_Aim of the exercise:_
Pick out the lines below that contain the string "text" and copy them all.

Collected data entries:

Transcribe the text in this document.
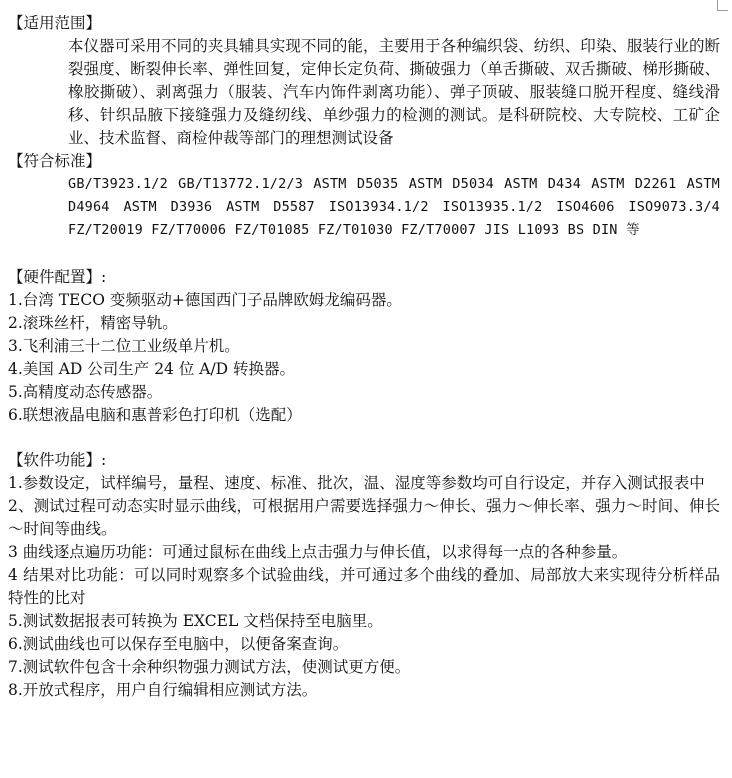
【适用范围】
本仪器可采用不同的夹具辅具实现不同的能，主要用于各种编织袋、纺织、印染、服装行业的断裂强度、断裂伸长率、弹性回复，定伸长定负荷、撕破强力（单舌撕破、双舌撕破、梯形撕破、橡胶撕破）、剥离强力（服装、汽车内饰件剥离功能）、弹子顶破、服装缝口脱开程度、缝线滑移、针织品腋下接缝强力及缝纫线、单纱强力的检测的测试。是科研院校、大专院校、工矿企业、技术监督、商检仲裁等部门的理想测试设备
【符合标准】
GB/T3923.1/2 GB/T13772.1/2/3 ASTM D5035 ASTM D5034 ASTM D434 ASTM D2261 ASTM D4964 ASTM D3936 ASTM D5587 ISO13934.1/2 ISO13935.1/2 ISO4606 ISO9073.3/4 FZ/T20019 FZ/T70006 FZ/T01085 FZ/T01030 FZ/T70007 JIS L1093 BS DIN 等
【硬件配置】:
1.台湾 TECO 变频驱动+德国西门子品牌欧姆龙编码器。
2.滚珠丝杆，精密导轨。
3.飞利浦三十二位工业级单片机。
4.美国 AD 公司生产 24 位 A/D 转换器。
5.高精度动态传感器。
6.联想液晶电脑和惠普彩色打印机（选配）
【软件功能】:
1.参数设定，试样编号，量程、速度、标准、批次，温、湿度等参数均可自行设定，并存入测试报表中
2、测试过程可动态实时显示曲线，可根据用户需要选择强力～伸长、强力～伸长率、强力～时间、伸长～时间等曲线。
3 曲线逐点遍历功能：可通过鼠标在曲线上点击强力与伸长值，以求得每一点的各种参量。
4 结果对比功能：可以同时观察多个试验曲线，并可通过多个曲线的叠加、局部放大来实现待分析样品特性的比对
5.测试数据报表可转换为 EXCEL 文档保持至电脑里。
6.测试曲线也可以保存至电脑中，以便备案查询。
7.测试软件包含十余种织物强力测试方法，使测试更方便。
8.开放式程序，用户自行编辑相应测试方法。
...
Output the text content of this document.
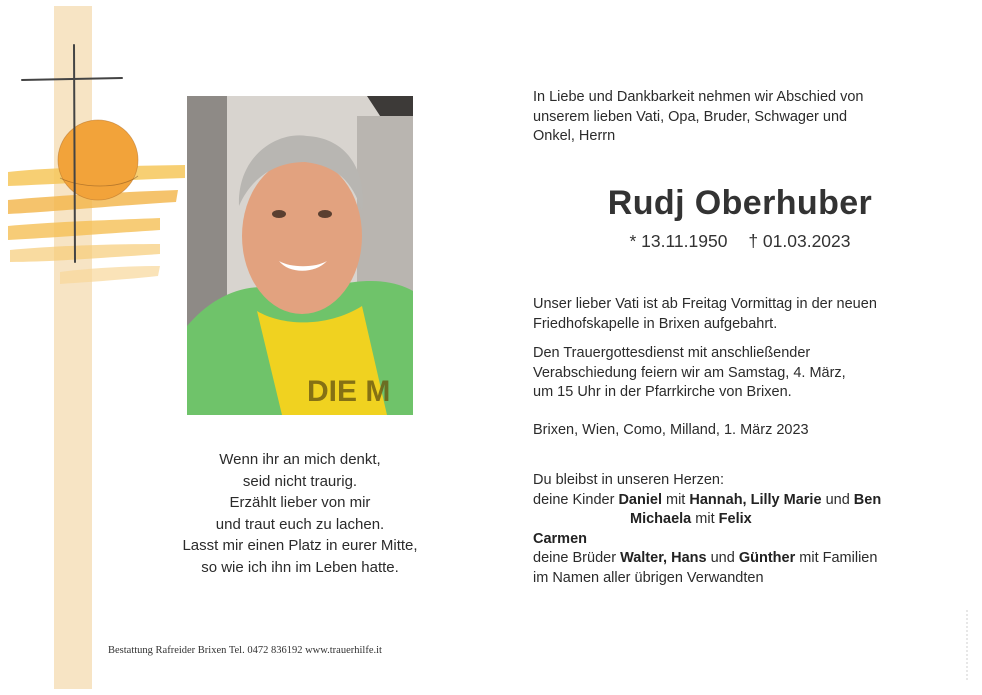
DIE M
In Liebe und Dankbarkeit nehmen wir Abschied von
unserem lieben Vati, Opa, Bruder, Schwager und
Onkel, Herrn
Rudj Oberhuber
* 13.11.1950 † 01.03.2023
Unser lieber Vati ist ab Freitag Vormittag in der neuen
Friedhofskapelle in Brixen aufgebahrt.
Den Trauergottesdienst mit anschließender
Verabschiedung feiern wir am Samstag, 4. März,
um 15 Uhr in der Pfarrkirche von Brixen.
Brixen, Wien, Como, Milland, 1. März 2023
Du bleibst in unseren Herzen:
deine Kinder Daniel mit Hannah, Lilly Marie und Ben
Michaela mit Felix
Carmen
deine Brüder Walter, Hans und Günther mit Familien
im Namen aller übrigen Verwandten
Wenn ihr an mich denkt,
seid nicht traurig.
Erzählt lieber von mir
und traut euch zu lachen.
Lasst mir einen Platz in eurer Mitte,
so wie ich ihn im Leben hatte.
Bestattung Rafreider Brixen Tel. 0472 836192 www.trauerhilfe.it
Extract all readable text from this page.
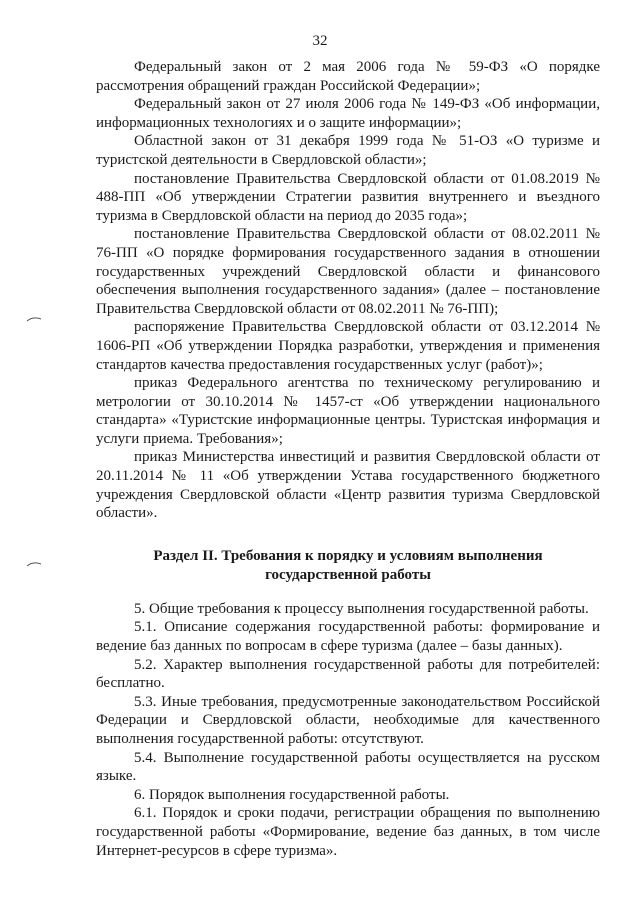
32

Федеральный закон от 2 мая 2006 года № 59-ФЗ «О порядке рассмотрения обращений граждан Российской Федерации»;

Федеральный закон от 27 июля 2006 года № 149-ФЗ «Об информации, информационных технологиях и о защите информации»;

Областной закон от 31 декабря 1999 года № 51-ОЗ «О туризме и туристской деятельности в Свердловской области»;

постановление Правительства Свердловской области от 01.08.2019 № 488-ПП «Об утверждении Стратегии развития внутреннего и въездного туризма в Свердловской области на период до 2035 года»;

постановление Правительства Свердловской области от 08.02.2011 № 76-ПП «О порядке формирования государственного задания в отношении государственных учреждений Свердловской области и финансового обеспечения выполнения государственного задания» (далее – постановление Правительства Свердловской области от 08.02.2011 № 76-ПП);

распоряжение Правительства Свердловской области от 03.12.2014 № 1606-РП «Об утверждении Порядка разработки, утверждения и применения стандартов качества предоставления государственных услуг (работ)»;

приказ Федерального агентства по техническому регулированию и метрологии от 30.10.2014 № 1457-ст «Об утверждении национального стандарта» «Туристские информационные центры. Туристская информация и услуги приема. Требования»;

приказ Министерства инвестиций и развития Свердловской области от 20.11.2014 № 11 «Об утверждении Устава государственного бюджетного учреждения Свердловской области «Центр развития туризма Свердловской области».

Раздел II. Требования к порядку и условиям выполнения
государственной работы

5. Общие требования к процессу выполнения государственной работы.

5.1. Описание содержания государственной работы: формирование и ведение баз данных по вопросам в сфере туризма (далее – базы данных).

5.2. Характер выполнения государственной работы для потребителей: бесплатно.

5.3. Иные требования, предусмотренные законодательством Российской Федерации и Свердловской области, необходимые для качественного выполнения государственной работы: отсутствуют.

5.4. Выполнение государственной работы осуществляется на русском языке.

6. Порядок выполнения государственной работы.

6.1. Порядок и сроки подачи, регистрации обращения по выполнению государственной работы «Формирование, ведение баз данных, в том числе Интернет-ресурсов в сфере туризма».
* * *
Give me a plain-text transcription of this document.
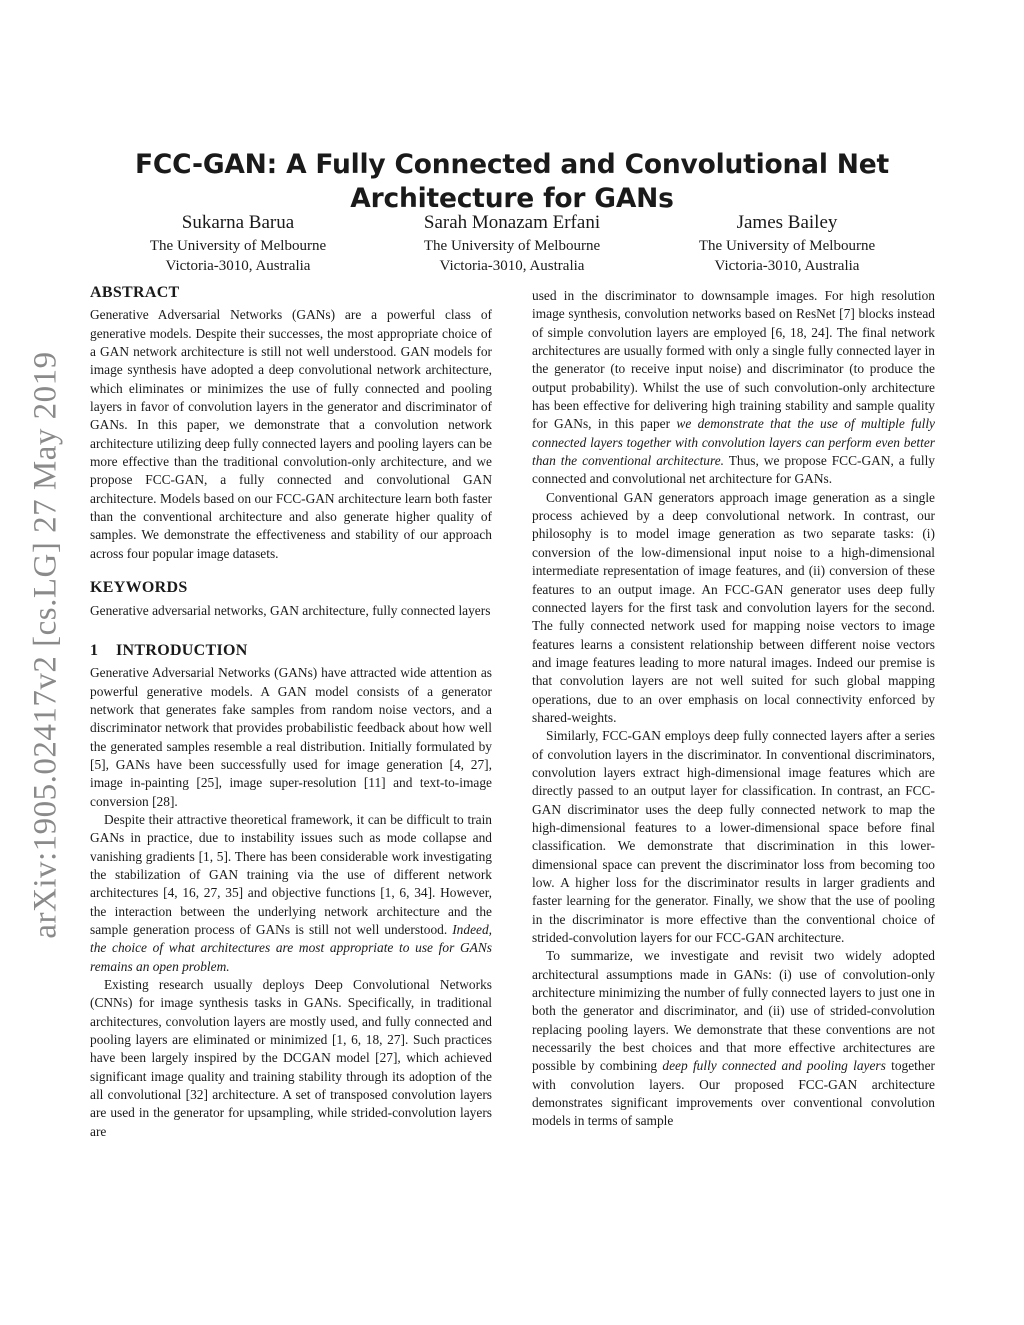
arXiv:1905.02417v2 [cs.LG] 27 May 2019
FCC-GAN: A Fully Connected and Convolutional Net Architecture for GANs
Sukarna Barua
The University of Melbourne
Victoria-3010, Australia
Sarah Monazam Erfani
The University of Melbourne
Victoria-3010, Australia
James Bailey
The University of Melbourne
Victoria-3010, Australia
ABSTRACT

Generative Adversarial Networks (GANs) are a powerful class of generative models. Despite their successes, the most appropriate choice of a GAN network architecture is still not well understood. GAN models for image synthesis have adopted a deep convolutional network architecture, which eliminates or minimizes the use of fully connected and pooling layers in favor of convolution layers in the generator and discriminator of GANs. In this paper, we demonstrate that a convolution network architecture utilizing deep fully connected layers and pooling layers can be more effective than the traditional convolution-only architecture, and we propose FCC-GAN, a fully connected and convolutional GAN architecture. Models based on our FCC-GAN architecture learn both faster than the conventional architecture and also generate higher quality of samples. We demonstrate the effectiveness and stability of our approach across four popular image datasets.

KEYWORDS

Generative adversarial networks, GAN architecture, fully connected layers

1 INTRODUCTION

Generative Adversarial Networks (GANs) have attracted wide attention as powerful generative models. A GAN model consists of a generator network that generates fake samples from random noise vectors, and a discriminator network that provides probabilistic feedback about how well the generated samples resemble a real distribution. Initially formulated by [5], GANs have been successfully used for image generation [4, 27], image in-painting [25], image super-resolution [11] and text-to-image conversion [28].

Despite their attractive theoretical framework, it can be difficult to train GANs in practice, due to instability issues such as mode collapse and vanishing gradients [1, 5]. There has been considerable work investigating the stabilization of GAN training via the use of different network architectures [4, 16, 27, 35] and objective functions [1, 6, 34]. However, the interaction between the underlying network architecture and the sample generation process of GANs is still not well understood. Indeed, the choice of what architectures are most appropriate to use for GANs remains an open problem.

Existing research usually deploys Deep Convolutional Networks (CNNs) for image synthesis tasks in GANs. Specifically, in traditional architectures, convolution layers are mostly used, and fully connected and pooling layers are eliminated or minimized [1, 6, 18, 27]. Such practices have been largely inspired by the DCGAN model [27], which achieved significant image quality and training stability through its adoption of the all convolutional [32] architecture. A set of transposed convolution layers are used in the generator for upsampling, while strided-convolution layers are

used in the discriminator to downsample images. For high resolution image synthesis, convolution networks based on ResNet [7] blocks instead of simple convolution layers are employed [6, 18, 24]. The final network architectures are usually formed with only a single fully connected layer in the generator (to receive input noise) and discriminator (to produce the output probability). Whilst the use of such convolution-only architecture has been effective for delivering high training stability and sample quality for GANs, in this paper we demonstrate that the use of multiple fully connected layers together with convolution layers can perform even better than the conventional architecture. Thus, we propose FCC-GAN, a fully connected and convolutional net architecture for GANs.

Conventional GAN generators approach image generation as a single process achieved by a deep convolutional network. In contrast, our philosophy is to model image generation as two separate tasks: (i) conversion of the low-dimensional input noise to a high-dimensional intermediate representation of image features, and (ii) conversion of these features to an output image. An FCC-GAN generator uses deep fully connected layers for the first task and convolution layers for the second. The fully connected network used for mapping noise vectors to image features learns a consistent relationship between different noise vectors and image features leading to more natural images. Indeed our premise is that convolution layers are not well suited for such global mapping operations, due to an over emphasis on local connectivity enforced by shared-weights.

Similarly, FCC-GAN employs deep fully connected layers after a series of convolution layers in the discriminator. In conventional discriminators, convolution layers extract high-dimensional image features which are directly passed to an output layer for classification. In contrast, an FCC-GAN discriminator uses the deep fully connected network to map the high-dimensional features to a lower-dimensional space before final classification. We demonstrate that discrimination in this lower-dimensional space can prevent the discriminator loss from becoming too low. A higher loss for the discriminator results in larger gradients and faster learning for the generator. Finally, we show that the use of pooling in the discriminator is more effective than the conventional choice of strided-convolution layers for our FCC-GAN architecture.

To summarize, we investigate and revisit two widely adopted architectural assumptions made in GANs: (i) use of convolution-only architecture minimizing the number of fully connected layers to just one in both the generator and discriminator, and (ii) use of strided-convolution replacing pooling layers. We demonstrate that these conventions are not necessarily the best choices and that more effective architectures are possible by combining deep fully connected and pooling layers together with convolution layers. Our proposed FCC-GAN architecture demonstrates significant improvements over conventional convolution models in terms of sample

_Exercise answer:_
Transcribe the text in this document.
Output the text content of this document.
Extract all readable text from this page.
Give me a plain-text transcription of this document.
Generative Adversarial Networks (GANs) have attracted wide attention as powerful generative models. A GAN model consists of a generator network that generates fake samples from random noise vectors, and a discriminator network that provides probabilistic feedback about how well the generated samples resemble a real distribution. Initially formulated by [5], GANs have been successfully used for image generation [4, 27], image in-painting [25], image super-resolution [11] and text-to-image conversion [28].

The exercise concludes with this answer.